→ What needs to be done
Your task is to print the material below exactly as presented.

## BEGIN

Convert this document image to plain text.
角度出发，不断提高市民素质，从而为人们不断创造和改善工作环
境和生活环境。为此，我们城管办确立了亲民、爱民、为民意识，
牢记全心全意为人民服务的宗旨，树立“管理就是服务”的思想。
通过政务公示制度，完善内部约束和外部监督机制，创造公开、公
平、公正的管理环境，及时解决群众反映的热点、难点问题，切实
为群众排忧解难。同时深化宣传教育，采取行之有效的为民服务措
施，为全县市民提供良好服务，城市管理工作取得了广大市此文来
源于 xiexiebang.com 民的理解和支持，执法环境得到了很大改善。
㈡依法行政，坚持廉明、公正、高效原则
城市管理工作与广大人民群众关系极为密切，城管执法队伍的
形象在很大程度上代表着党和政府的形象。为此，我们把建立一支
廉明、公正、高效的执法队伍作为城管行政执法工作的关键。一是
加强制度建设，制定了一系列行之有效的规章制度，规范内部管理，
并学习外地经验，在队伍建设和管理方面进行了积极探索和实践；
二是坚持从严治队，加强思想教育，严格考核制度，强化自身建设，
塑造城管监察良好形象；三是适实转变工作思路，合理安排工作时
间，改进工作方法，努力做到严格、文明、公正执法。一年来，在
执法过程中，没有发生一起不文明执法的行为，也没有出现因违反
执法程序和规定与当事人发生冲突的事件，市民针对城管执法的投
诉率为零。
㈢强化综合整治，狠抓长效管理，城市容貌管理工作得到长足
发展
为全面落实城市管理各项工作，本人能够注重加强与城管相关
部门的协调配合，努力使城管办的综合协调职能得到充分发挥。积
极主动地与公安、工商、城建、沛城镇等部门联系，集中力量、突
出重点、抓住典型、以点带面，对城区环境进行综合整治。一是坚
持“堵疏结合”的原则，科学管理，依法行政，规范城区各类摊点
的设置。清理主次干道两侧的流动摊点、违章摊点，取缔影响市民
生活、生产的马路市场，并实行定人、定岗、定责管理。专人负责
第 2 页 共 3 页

## END

→ Result
Convert this document image to plain text.
角度出发，不断提高市民素质，从而为人们不断创造和改善工作环
境和生活环境。为此，我们城管办确立了亲民、爱民、为民意识，
牢记全心全意为人民服务的宗旨，树立“管理就是服务”的思想。
通过政务公示制度，完善内部约束和外部监督机制，创造公开、公
平、公正的管理环境，及时解决群众反映的热点、难点问题，切实
为群众排忧解难。同时深化宣传教育，采取行之有效的为民服务措
施，为全县市民提供良好服务，城市管理工作取得了广大市此文来
源于 xiexiebang.com 民的理解和支持，执法环境得到了很大改善。
㈡依法行政，坚持廉明、公正、高效原则
城市管理工作与广大人民群众关系极为密切，城管执法队伍的
形象在很大程度上代表着党和政府的形象。为此，我们把建立一支
廉明、公正、高效的执法队伍作为城管行政执法工作的关键。一是
加强制度建设，制定了一系列行之有效的规章制度，规范内部管理，
并学习外地经验，在队伍建设和管理方面进行了积极探索和实践；
二是坚持从严治队，加强思想教育，严格考核制度，强化自身建设，
塑造城管监察良好形象；三是适实转变工作思路，合理安排工作时
间，改进工作方法，努力做到严格、文明、公正执法。一年来，在
执法过程中，没有发生一起不文明执法的行为，也没有出现因违反
执法程序和规定与当事人发生冲突的事件，市民针对城管执法的投
诉率为零。
㈢强化综合整治，狠抓长效管理，城市容貌管理工作得到长足
发展
为全面落实城市管理各项工作，本人能够注重加强与城管相关
部门的协调配合，努力使城管办的综合协调职能得到充分发挥。积
极主动地与公安、工商、城建、沛城镇等部门联系，集中力量、突
出重点、抓住典型、以点带面，对城区环境进行综合整治。一是坚
持“堵疏结合”的原则，科学管理，依法行政，规范城区各类摊点
的设置。清理主次干道两侧的流动摊点、违章摊点，取缔影响市民
生活、生产的马路市场，并实行定人、定岗、定责管理。专人负责
第 2 页 共 3 页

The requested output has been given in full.